TUJUAN ANDA> Menurut teks tentang Mitza dan Einstein di bawah, di mana Mitza menghabiskan malam bersama Einstein?

TEKS YANG DIBERIKAN>
-*-*-
Semenjak Mitza dan Einstein berpacaran, semakin tampaklah keperibadian Einstein. Ia sering tidak mengikuti kelas, dan Mitza bersusah payah mencarikan alasan semata untuk melindungi Einstein. Bukan hanya itu, Einstein juga sangat mengandalkan Mitza dalam studinya, bahkan kariernya (lebih-lebih kelak ketika mereka telah menikah). Sementara Mitza, studinya sendiri terhambat, bahkan mimpi-mimpinya hilang dimulai sejak ia menghabiskan malam bersama Einstein di Danau Como, Italia.
Ya ampun … sebenarnya aku sedih (dan hampir tidak mau lanjut me-review), meski mungkin kalian tidak paham kenapa, tapi tulisan ini harus selesai kan?
-*-*-
DATA YANG DIBERIKAN>
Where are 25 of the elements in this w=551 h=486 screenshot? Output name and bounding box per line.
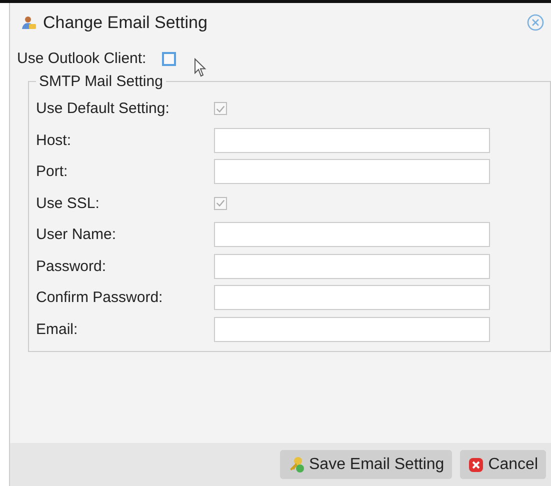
mouse-pointer-icon — [194, 58, 208, 78]
field-label: Use SSL: — [36, 194, 100, 212]
window-title: Change Email Setting — [43, 12, 208, 32]
close-icon[interactable] — [527, 14, 544, 31]
group-legend: SMTP Mail Setting — [36, 73, 166, 90]
input-field[interactable] — [214, 128, 490, 153]
field-label: User Name: — [36, 226, 118, 244]
field-label: Port: — [36, 163, 69, 180]
input-field[interactable] — [214, 222, 490, 248]
key-icon — [288, 456, 305, 473]
save-button[interactable]: Save Email Setting — [280, 450, 452, 479]
input-field[interactable] — [214, 254, 490, 279]
field-label: Confirm Password: — [36, 289, 164, 306]
cancel-button[interactable]: Cancel — [460, 450, 546, 479]
input-field[interactable] — [214, 159, 490, 184]
input-field[interactable] — [214, 316, 490, 342]
cancel-icon — [468, 456, 484, 472]
field-label: Email: — [36, 320, 79, 338]
outlook-label: Use Outlook Client: — [17, 50, 146, 67]
user-icon — [21, 14, 37, 30]
field-label: Host: — [36, 132, 72, 149]
input-field[interactable] — [214, 285, 490, 310]
field-label: Use Default Setting: — [36, 100, 170, 118]
field-label: Password: — [36, 258, 108, 275]
outlook-checkbox[interactable] — [162, 52, 176, 66]
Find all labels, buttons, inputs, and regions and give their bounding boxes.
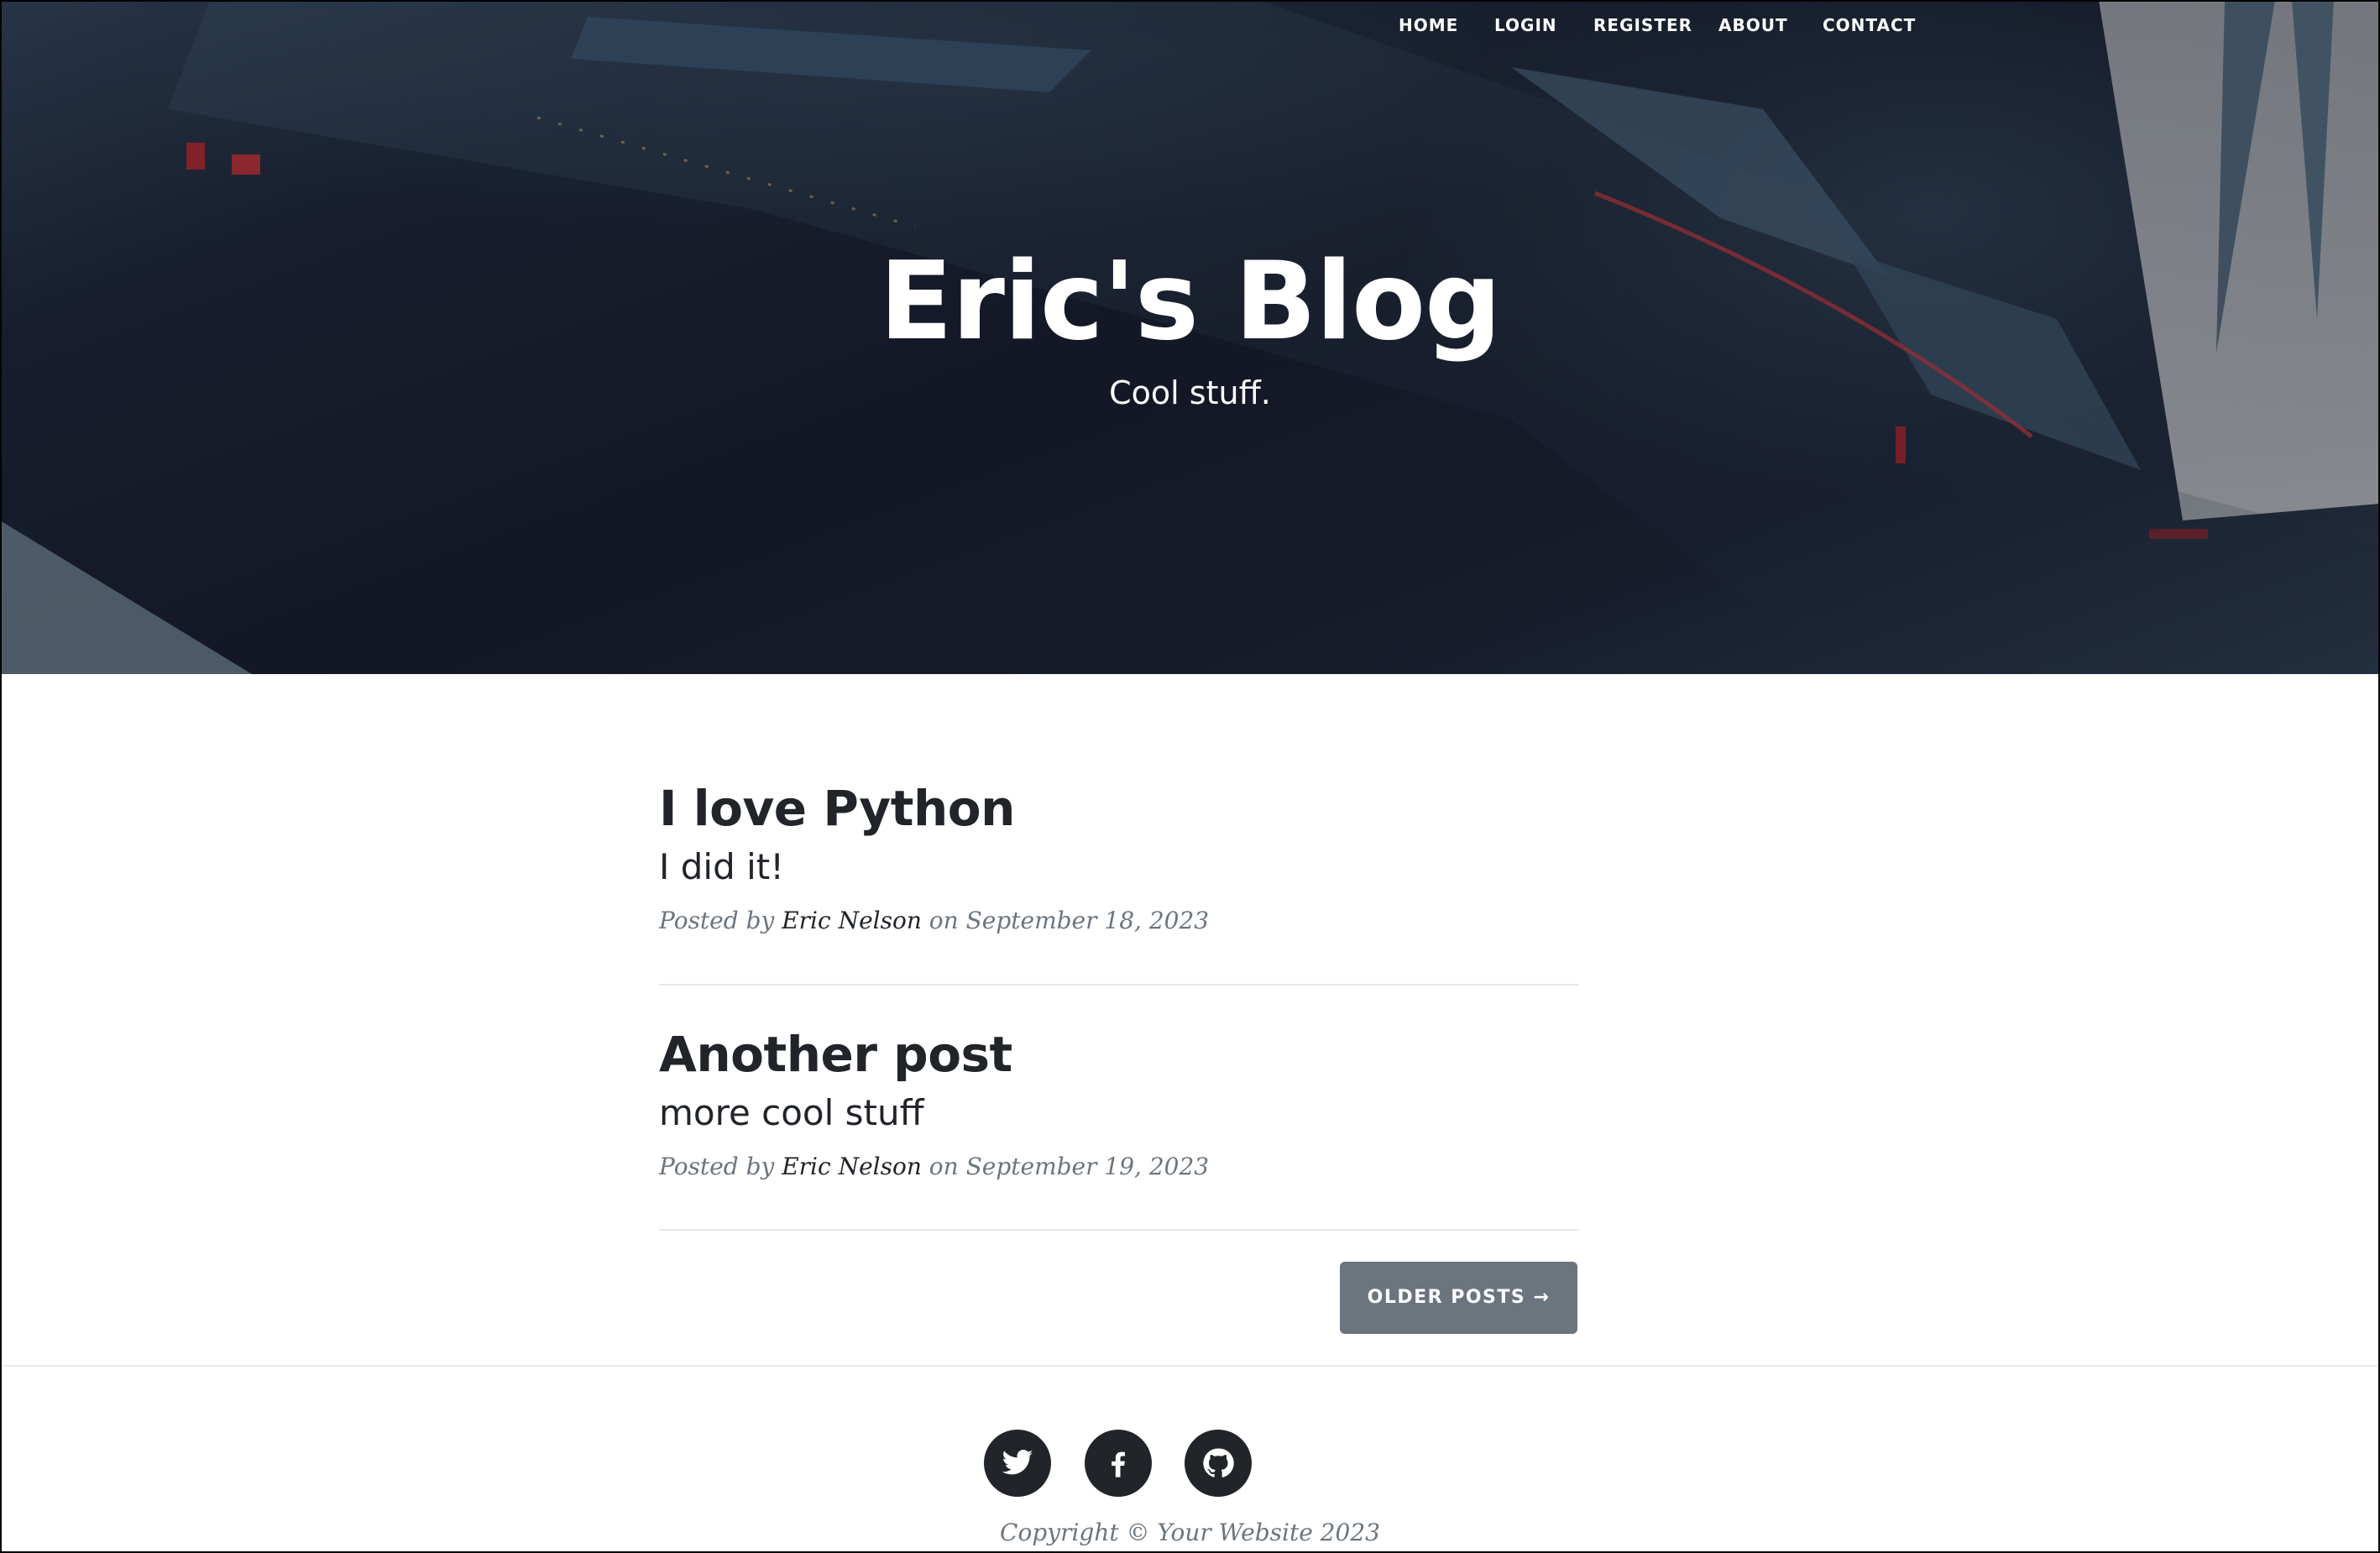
- site-subtitle: Cool stuff.: [1109, 374, 1271, 411]
- facebook-icon: [1112, 1451, 1125, 1477]
- post-author-link[interactable]: Eric Nelson: [782, 1153, 922, 1180]
- post-subtitle[interactable]: I did it!: [659, 842, 1579, 892]
- nav-about-link[interactable]: ABOUT: [1718, 13, 1788, 37]
- post-meta-date: on September 18, 2023: [928, 907, 1210, 934]
- post-divider: [659, 984, 1579, 986]
- post-meta: Posted by Eric Nelson on September 18, 2…: [659, 902, 1579, 939]
- post-meta-date: on September 19, 2023: [928, 1153, 1210, 1180]
- copyright-text: Copyright © Your Website 2023: [1000, 1519, 1380, 1546]
- post-preview[interactable]: Another post more cool stuff Posted by E…: [659, 1021, 1579, 1185]
- masthead-hero: HOME LOGIN REGISTER ABOUT CONTACT Eric's…: [0, 0, 2380, 674]
- nav-contact-link[interactable]: CONTACT: [1823, 13, 1916, 37]
- top-navbar: HOME LOGIN REGISTER ABOUT CONTACT: [0, 0, 2380, 50]
- nav-home-link[interactable]: HOME: [1399, 13, 1458, 37]
- site-title: Eric's Blog: [879, 239, 1501, 364]
- post-title[interactable]: I love Python: [659, 775, 1579, 842]
- post-divider: [659, 1229, 1579, 1231]
- twitter-link[interactable]: [984, 1430, 1051, 1497]
- post-meta: Posted by Eric Nelson on September 19, 2…: [659, 1148, 1579, 1185]
- post-meta-prefix: Posted by: [659, 907, 775, 934]
- nav-login-link[interactable]: LOGIN: [1494, 13, 1557, 37]
- post-author-link[interactable]: Eric Nelson: [782, 907, 922, 934]
- facebook-link[interactable]: [1085, 1430, 1152, 1497]
- post-preview[interactable]: I love Python I did it! Posted by Eric N…: [659, 775, 1579, 939]
- older-posts-button[interactable]: OLDER POSTS →: [1340, 1262, 1577, 1334]
- post-subtitle[interactable]: more cool stuff: [659, 1088, 1579, 1138]
- github-icon: [1203, 1448, 1234, 1477]
- post-title[interactable]: Another post: [659, 1021, 1579, 1088]
- github-link[interactable]: [1185, 1430, 1252, 1497]
- twitter-icon: [1002, 1450, 1033, 1475]
- post-meta-prefix: Posted by: [659, 1153, 775, 1180]
- footer-divider: [0, 1365, 2380, 1367]
- nav-register-link[interactable]: REGISTER: [1593, 13, 1692, 37]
-*-*-
JAWABAN LATIHAN> Di Danau Como, Italia.